> TASK INPUTS
>>>>
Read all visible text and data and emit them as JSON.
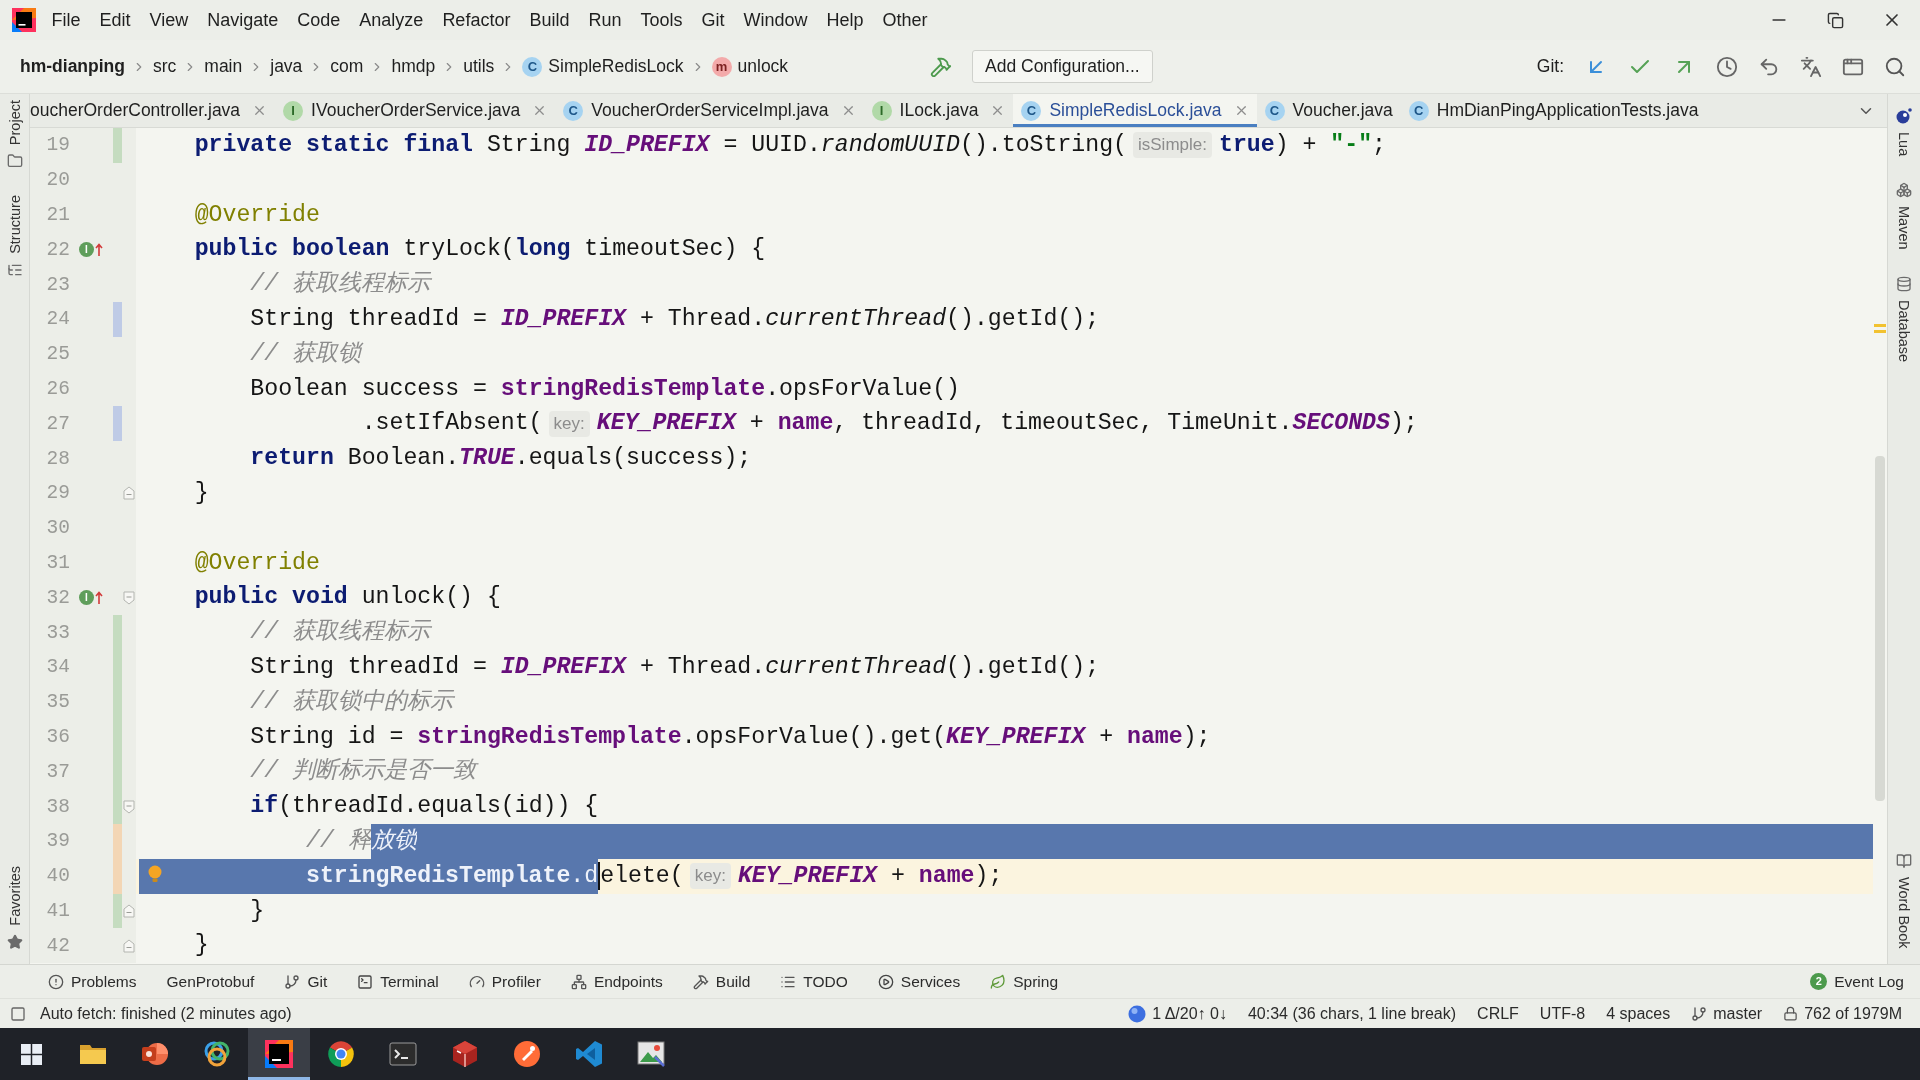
{
  "menu": [
    "File",
    "Edit",
    "View",
    "Navigate",
    "Code",
    "Analyze",
    "Refactor",
    "Build",
    "Run",
    "Tools",
    "Git",
    "Window",
    "Help",
    "Other"
  ],
  "navbar": {
    "crumbs": [
      {
        "label": "hm-dianping",
        "kind": "module"
      },
      {
        "label": "src",
        "kind": "folder"
      },
      {
        "label": "main",
        "kind": "folder"
      },
      {
        "label": "java",
        "kind": "folder"
      },
      {
        "label": "com",
        "kind": "folder"
      },
      {
        "label": "hmdp",
        "kind": "folder"
      },
      {
        "label": "utils",
        "kind": "folder"
      },
      {
        "label": "SimpleRedisLock",
        "kind": "class",
        "badge": "C"
      },
      {
        "label": "unlock",
        "kind": "method",
        "badge": "m"
      }
    ],
    "run_configuration": "Add Configuration...",
    "vcs_label": "Git:"
  },
  "tabs": [
    {
      "label": "oucherOrderController.java",
      "selected": false,
      "closable": true
    },
    {
      "label": "IVoucherOrderService.java",
      "kind": "interface",
      "badge": "I",
      "selected": false,
      "closable": true
    },
    {
      "label": "VoucherOrderServiceImpl.java",
      "kind": "class",
      "badge": "C",
      "selected": false,
      "closable": true
    },
    {
      "label": "ILock.java",
      "kind": "interface",
      "badge": "I",
      "selected": false,
      "closable": true
    },
    {
      "label": "SimpleRedisLock.java",
      "kind": "class",
      "badge": "C",
      "selected": true,
      "closable": true
    },
    {
      "label": "Voucher.java",
      "kind": "class",
      "badge": "C",
      "selected": false,
      "closable": false
    },
    {
      "label": "HmDianPingApplicationTests.java",
      "kind": "class",
      "badge": "C",
      "selected": false,
      "closable": false
    }
  ],
  "left_tools": [
    {
      "label": "Project",
      "kind": "project"
    },
    {
      "label": "Structure",
      "kind": "structure"
    }
  ],
  "left_bottom_tools": [
    {
      "label": "Favorites",
      "kind": "favorites"
    }
  ],
  "right_tools": [
    {
      "label": "Lua",
      "kind": "lua"
    },
    {
      "label": "Maven",
      "kind": "maven"
    },
    {
      "label": "Database",
      "kind": "database"
    }
  ],
  "right_bottom_tools": [
    {
      "label": "Word Book",
      "kind": "wordbook"
    }
  ],
  "editor": {
    "lines": [
      {
        "number": "19",
        "change_marker": {
          "kind": "added"
        },
        "current": false,
        "segments": [
          {
            "selected": false,
            "tokens": [
              {
                "kind": "keyword",
                "text": "    private static final"
              },
              {
                "kind": "plain",
                "text": " String "
              },
              {
                "kind": "constant",
                "text": "ID_PREFIX"
              },
              {
                "kind": "plain",
                "text": " = UUID."
              },
              {
                "kind": "static_call",
                "text": "randomUUID"
              },
              {
                "kind": "plain",
                "text": "().toString("
              },
              {
                "kind": "hint",
                "text": "isSimple:"
              },
              {
                "kind": "keyword",
                "text": "true"
              },
              {
                "kind": "plain",
                "text": ") + "
              },
              {
                "kind": "string",
                "text": "\"-\""
              },
              {
                "kind": "plain",
                "text": ";"
              }
            ]
          }
        ]
      },
      {
        "number": "20",
        "current": false
      },
      {
        "number": "21",
        "current": false,
        "segments": [
          {
            "selected": false,
            "tokens": [
              {
                "kind": "annotation",
                "text": "    @Override"
              }
            ]
          }
        ]
      },
      {
        "number": "22",
        "current": false,
        "marker": {
          "kind": "implements",
          "badge": "I"
        },
        "segments": [
          {
            "selected": false,
            "tokens": [
              {
                "kind": "keyword",
                "text": "    public boolean"
              },
              {
                "kind": "plain",
                "text": " tryLock("
              },
              {
                "kind": "keyword",
                "text": "long"
              },
              {
                "kind": "plain",
                "text": " timeoutSec) {"
              }
            ]
          }
        ]
      },
      {
        "number": "23",
        "current": false,
        "segments": [
          {
            "selected": false,
            "tokens": [
              {
                "kind": "comment",
                "text": "        // 获取线程标示"
              }
            ]
          }
        ]
      },
      {
        "number": "24",
        "change_marker": {
          "kind": "modified"
        },
        "current": false,
        "segments": [
          {
            "selected": false,
            "tokens": [
              {
                "kind": "plain",
                "text": "        String threadId = "
              },
              {
                "kind": "constant",
                "text": "ID_PREFIX"
              },
              {
                "kind": "plain",
                "text": " + Thread."
              },
              {
                "kind": "static_call",
                "text": "currentThread"
              },
              {
                "kind": "plain",
                "text": "().getId();"
              }
            ]
          }
        ]
      },
      {
        "number": "25",
        "current": false,
        "segments": [
          {
            "selected": false,
            "tokens": [
              {
                "kind": "comment",
                "text": "        // 获取锁"
              }
            ]
          }
        ]
      },
      {
        "number": "26",
        "current": false,
        "segments": [
          {
            "selected": false,
            "tokens": [
              {
                "kind": "plain",
                "text": "        Boolean success = "
              },
              {
                "kind": "field",
                "text": "stringRedisTemplate"
              },
              {
                "kind": "plain",
                "text": ".opsForValue()"
              }
            ]
          }
        ]
      },
      {
        "number": "27",
        "change_marker": {
          "kind": "modified"
        },
        "current": false,
        "segments": [
          {
            "selected": false,
            "tokens": [
              {
                "kind": "plain",
                "text": "                .setIfAbsent("
              },
              {
                "kind": "hint",
                "text": "key:"
              },
              {
                "kind": "constant",
                "text": "KEY_PREFIX"
              },
              {
                "kind": "plain",
                "text": " + "
              },
              {
                "kind": "field",
                "text": "name"
              },
              {
                "kind": "plain",
                "text": ", threadId, timeoutSec, TimeUnit."
              },
              {
                "kind": "constant",
                "text": "SECONDS"
              },
              {
                "kind": "plain",
                "text": ");"
              }
            ]
          }
        ]
      },
      {
        "number": "28",
        "current": false,
        "segments": [
          {
            "selected": false,
            "tokens": [
              {
                "kind": "keyword",
                "text": "        return"
              },
              {
                "kind": "plain",
                "text": " Boolean."
              },
              {
                "kind": "constant",
                "text": "TRUE"
              },
              {
                "kind": "plain",
                "text": ".equals(success);"
              }
            ]
          }
        ]
      },
      {
        "number": "29",
        "fold_marker": {
          "kind": "end"
        },
        "current": false,
        "segments": [
          {
            "selected": false,
            "tokens": [
              {
                "kind": "plain",
                "text": "    }"
              }
            ]
          }
        ]
      },
      {
        "number": "30",
        "current": false
      },
      {
        "number": "31",
        "current": false,
        "segments": [
          {
            "selected": false,
            "tokens": [
              {
                "kind": "annotation",
                "text": "    @Override"
              }
            ]
          }
        ]
      },
      {
        "number": "32",
        "fold_marker": {
          "kind": "start"
        },
        "current": false,
        "marker": {
          "kind": "implements",
          "badge": "I"
        },
        "segments": [
          {
            "selected": false,
            "tokens": [
              {
                "kind": "keyword",
                "text": "    public void"
              },
              {
                "kind": "plain",
                "text": " unlock() {"
              }
            ]
          }
        ]
      },
      {
        "number": "33",
        "change_marker": {
          "kind": "added"
        },
        "current": false,
        "segments": [
          {
            "selected": false,
            "tokens": [
              {
                "kind": "comment",
                "text": "        // 获取线程标示"
              }
            ]
          }
        ]
      },
      {
        "number": "34",
        "change_marker": {
          "kind": "added"
        },
        "current": false,
        "segments": [
          {
            "selected": false,
            "tokens": [
              {
                "kind": "plain",
                "text": "        String threadId = "
              },
              {
                "kind": "constant",
                "text": "ID_PREFIX"
              },
              {
                "kind": "plain",
                "text": " + Thread."
              },
              {
                "kind": "static_call",
                "text": "currentThread"
              },
              {
                "kind": "plain",
                "text": "().getId();"
              }
            ]
          }
        ]
      },
      {
        "number": "35",
        "change_marker": {
          "kind": "added"
        },
        "current": false,
        "segments": [
          {
            "selected": false,
            "tokens": [
              {
                "kind": "comment",
                "text": "        // 获取锁中的标示"
              }
            ]
          }
        ]
      },
      {
        "number": "36",
        "change_marker": {
          "kind": "added"
        },
        "current": false,
        "segments": [
          {
            "selected": false,
            "tokens": [
              {
                "kind": "plain",
                "text": "        String id = "
              },
              {
                "kind": "field",
                "text": "stringRedisTemplate"
              },
              {
                "kind": "plain",
                "text": ".opsForValue().get("
              },
              {
                "kind": "constant",
                "text": "KEY_PREFIX"
              },
              {
                "kind": "plain",
                "text": " + "
              },
              {
                "kind": "field",
                "text": "name"
              },
              {
                "kind": "plain",
                "text": ");"
              }
            ]
          }
        ]
      },
      {
        "number": "37",
        "change_marker": {
          "kind": "added"
        },
        "current": false,
        "segments": [
          {
            "selected": false,
            "tokens": [
              {
                "kind": "comment",
                "text": "        // 判断标示是否一致"
              }
            ]
          }
        ]
      },
      {
        "number": "38",
        "change_marker": {
          "kind": "added"
        },
        "fold_marker": {
          "kind": "start"
        },
        "current": false,
        "segments": [
          {
            "selected": false,
            "tokens": [
              {
                "kind": "keyword",
                "text": "        if"
              },
              {
                "kind": "plain",
                "text": "(threadId.equals(id)) {"
              }
            ]
          }
        ]
      },
      {
        "number": "39",
        "change_marker": {
          "kind": "marked"
        },
        "current": false,
        "segments": [
          {
            "selected": false,
            "tokens": [
              {
                "kind": "comment",
                "text": "            // 释"
              }
            ]
          },
          {
            "selected": true,
            "tokens": [
              {
                "kind": "comment",
                "text": "放锁"
              }
            ]
          }
        ]
      },
      {
        "number": "40",
        "change_marker": {
          "kind": "marked"
        },
        "current": true,
        "marker": {
          "kind": "bulb"
        },
        "segments": [
          {
            "selected": true,
            "tokens": [
              {
                "kind": "field",
                "text": "            stringRedisTemplate"
              },
              {
                "kind": "plain",
                "text": ".d"
              }
            ]
          },
          {
            "selected": false,
            "tokens": [
              {
                "kind": "plain",
                "text": "elete("
              },
              {
                "kind": "hint",
                "text": "key:"
              },
              {
                "kind": "constant",
                "text": "KEY_PREFIX"
              },
              {
                "kind": "plain",
                "text": " + "
              },
              {
                "kind": "field",
                "text": "name"
              },
              {
                "kind": "plain",
                "text": ");"
              }
            ]
          }
        ]
      },
      {
        "number": "41",
        "change_marker": {
          "kind": "added"
        },
        "fold_marker": {
          "kind": "end"
        },
        "current": false,
        "segments": [
          {
            "selected": false,
            "tokens": [
              {
                "kind": "plain",
                "text": "        }"
              }
            ]
          }
        ]
      },
      {
        "number": "42",
        "fold_marker": {
          "kind": "end"
        },
        "current": false,
        "segments": [
          {
            "selected": false,
            "tokens": [
              {
                "kind": "plain",
                "text": "    }"
              }
            ]
          }
        ]
      }
    ]
  },
  "tool_windows": [
    {
      "label": "Problems",
      "kind": "problems"
    },
    {
      "label": "GenProtobuf",
      "kind": "protobuf"
    },
    {
      "label": "Git",
      "kind": "git"
    },
    {
      "label": "Terminal",
      "kind": "terminal"
    },
    {
      "label": "Profiler",
      "kind": "profiler"
    },
    {
      "label": "Endpoints",
      "kind": "endpoints"
    },
    {
      "label": "Build",
      "kind": "build"
    },
    {
      "label": "TODO",
      "kind": "todo"
    },
    {
      "label": "Services",
      "kind": "services"
    },
    {
      "label": "Spring",
      "kind": "spring"
    }
  ],
  "event_log": {
    "label": "Event Log",
    "badge": "2"
  },
  "status_bar": {
    "message": "Auto fetch: finished (2 minutes ago)",
    "items": [
      {
        "kind": "vcs",
        "text": "1 Δ/20↑ 0↓"
      },
      {
        "kind": "position",
        "text": "40:34 (36 chars, 1 line break)"
      },
      {
        "kind": "line_separator",
        "text": "CRLF"
      },
      {
        "kind": "encoding",
        "text": "UTF-8"
      },
      {
        "kind": "indent",
        "text": "4 spaces"
      },
      {
        "kind": "branch",
        "text": "master"
      },
      {
        "kind": "memory",
        "text": "762 of 1979M"
      }
    ]
  },
  "taskbar": [
    {
      "kind": "start",
      "selected": false
    },
    {
      "kind": "explorer",
      "selected": false
    },
    {
      "kind": "slides",
      "selected": false
    },
    {
      "kind": "rings",
      "selected": false
    },
    {
      "kind": "ide",
      "selected": true
    },
    {
      "kind": "browser",
      "selected": false
    },
    {
      "kind": "terminal",
      "selected": false
    },
    {
      "kind": "database_tool",
      "selected": false
    },
    {
      "kind": "api_client",
      "selected": false
    },
    {
      "kind": "code_editor",
      "selected": false
    },
    {
      "kind": "image_viewer",
      "selected": false
    }
  ]
}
<<<<
> YOUR TASK
Filter the data, keeping only the lines that contain "public".

> EXERCISE ANSWER
                "text": "    public boolean"
                "text": "    public void"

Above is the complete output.